** Recorded information **
--- BEGIN ---

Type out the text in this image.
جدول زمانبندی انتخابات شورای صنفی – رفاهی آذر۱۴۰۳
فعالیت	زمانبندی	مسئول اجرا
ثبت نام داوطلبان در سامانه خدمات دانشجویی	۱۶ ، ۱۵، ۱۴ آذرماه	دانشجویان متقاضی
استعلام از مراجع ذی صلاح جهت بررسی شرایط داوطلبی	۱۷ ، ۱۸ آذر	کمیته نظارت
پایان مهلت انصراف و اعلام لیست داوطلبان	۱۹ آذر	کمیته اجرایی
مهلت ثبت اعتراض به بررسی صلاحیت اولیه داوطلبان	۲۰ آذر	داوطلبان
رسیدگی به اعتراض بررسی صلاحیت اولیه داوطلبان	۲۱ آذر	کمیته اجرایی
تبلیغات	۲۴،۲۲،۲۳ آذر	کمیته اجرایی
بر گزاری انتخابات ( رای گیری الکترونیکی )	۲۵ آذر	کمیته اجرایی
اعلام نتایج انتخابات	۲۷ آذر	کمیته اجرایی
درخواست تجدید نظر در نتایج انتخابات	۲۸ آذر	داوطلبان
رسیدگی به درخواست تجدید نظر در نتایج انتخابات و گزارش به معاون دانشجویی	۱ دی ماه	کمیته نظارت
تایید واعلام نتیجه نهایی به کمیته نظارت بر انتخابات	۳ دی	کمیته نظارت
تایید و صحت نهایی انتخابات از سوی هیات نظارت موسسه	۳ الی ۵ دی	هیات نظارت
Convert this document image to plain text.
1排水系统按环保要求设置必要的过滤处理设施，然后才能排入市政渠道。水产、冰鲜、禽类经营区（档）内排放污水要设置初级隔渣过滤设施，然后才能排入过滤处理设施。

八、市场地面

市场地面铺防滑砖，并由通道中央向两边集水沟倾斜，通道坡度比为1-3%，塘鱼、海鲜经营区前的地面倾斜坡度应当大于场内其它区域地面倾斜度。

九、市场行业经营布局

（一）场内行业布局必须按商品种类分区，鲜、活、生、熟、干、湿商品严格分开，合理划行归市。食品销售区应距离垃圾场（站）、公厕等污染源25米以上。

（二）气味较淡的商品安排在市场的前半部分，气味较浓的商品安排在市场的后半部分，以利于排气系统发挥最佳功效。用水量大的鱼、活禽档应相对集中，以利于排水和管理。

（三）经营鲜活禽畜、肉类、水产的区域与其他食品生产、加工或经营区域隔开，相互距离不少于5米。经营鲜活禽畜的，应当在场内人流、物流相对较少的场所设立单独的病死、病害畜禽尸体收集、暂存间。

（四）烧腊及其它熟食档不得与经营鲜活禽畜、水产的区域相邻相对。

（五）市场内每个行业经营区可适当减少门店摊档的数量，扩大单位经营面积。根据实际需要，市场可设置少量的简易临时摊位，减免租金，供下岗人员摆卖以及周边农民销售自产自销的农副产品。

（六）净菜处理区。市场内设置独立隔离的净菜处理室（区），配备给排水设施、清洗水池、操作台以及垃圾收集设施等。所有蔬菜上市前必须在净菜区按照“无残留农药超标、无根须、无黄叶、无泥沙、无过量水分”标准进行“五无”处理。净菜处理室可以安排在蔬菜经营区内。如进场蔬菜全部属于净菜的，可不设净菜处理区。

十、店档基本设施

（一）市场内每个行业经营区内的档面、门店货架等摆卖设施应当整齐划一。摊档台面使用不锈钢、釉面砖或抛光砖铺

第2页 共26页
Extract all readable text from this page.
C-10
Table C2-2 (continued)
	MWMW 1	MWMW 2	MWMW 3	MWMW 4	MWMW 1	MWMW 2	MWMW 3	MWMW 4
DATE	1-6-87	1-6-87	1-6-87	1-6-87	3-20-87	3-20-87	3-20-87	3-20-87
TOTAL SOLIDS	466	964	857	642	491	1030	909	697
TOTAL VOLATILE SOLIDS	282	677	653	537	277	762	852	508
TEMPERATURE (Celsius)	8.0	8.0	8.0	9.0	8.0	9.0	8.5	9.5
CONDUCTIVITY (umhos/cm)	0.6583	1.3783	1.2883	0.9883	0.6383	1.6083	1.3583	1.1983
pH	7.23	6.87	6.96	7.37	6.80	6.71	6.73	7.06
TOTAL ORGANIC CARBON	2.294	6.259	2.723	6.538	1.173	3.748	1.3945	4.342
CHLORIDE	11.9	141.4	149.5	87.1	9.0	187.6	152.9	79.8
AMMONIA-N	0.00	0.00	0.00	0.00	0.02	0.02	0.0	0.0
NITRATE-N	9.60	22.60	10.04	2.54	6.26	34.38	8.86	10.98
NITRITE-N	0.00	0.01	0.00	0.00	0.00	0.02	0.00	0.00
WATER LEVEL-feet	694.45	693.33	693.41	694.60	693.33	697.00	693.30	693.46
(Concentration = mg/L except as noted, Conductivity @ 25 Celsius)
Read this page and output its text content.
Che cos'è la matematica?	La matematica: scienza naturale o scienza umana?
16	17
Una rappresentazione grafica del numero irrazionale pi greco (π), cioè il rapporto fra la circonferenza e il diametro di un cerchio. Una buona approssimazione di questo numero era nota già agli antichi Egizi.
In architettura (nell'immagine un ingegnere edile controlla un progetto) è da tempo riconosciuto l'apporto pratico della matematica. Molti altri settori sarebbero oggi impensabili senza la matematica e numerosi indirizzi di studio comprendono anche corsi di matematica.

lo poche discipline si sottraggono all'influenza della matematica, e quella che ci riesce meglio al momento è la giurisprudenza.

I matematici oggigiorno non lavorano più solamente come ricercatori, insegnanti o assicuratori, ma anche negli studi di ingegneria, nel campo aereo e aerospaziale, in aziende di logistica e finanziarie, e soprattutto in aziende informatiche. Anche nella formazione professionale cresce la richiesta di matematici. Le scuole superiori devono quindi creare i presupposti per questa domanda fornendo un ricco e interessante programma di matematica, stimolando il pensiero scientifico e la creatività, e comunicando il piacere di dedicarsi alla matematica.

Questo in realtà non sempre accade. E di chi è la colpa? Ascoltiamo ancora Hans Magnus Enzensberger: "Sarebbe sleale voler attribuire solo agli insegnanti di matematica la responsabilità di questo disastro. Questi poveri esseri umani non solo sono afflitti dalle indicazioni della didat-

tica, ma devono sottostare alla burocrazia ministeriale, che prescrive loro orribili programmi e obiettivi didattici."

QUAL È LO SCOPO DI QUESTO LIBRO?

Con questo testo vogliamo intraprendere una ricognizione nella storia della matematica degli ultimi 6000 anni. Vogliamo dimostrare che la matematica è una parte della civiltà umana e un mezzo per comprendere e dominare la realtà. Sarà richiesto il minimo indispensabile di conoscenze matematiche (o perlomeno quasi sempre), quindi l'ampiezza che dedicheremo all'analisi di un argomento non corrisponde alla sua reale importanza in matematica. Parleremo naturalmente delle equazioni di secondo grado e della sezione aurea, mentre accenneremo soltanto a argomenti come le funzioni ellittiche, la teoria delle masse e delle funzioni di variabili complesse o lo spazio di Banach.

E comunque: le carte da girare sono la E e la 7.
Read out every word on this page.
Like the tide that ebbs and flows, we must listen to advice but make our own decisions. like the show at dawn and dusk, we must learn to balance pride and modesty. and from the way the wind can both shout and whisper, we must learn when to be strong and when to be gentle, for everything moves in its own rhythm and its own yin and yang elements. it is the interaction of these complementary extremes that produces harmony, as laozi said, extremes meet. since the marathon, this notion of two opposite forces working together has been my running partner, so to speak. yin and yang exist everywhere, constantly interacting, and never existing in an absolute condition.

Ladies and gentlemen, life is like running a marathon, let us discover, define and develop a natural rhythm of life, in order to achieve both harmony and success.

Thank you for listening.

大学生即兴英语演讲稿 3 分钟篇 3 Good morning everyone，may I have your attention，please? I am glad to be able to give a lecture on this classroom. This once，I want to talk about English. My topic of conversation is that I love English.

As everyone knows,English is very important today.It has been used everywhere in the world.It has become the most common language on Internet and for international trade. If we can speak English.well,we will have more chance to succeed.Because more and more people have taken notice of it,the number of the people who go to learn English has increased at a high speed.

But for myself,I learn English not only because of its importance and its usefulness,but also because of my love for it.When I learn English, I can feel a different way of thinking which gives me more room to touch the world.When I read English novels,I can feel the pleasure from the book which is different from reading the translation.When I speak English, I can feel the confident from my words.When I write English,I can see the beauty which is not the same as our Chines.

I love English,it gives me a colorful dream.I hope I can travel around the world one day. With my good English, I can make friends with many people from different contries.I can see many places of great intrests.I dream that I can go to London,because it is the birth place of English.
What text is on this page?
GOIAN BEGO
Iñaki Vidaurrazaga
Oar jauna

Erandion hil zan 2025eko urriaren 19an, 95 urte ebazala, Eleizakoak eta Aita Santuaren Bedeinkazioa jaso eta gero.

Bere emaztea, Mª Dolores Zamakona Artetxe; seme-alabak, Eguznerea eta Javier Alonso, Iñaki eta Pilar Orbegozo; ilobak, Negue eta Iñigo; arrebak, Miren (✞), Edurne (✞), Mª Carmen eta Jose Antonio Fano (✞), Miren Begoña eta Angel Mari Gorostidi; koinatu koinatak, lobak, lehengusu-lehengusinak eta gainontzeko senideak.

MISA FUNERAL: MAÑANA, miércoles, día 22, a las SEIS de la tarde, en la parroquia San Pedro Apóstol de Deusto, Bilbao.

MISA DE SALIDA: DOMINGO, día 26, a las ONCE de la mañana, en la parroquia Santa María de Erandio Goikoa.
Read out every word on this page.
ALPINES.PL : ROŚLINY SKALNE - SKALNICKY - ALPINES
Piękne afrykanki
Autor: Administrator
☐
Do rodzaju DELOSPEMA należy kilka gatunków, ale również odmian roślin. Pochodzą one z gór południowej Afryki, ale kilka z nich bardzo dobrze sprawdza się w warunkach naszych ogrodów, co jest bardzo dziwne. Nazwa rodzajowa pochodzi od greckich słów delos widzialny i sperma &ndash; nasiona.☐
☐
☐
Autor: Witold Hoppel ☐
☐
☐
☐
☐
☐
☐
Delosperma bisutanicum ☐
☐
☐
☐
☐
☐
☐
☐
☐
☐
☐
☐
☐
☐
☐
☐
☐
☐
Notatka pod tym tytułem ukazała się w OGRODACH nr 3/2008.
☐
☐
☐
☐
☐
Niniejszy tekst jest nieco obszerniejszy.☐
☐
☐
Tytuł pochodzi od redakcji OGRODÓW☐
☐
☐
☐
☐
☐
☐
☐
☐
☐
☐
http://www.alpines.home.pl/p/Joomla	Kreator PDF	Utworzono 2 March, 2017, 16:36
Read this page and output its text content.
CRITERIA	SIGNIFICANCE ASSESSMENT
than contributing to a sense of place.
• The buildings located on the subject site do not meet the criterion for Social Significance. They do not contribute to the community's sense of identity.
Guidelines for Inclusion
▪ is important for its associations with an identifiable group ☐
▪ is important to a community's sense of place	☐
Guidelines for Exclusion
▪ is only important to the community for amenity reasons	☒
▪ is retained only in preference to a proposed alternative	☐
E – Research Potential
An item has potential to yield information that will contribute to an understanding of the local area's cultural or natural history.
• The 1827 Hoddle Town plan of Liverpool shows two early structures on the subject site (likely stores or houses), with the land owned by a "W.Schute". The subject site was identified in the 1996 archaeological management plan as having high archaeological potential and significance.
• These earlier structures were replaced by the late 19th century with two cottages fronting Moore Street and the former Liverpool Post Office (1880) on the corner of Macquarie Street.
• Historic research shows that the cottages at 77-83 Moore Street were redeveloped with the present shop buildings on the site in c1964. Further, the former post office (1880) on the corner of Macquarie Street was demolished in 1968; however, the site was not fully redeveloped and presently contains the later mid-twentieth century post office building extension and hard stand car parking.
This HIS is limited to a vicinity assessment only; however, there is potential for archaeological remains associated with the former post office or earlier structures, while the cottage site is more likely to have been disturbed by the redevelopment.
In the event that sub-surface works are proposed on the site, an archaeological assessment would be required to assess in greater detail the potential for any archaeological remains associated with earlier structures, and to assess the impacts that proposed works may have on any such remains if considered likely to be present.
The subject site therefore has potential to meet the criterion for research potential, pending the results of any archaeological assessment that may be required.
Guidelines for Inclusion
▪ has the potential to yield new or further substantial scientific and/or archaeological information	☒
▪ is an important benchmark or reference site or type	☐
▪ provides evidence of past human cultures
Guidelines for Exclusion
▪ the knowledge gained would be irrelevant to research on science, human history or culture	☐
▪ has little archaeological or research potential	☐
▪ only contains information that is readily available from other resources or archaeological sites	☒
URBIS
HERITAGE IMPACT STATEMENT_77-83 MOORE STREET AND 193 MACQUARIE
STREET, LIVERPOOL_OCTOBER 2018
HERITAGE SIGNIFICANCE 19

--- END ---

** Instruction **
Copy all lines from the entries that contain the word "تایید".

** Answer to the problem **
تایید واعلام نتیجه نهایی به کمیته نظارت بر انتخابات	۳ دی	کمیته نظارت
تایید و صحت نهایی انتخابات از سوی هیات نظارت موسسه	۳ الی ۵ دی	هیات نظارت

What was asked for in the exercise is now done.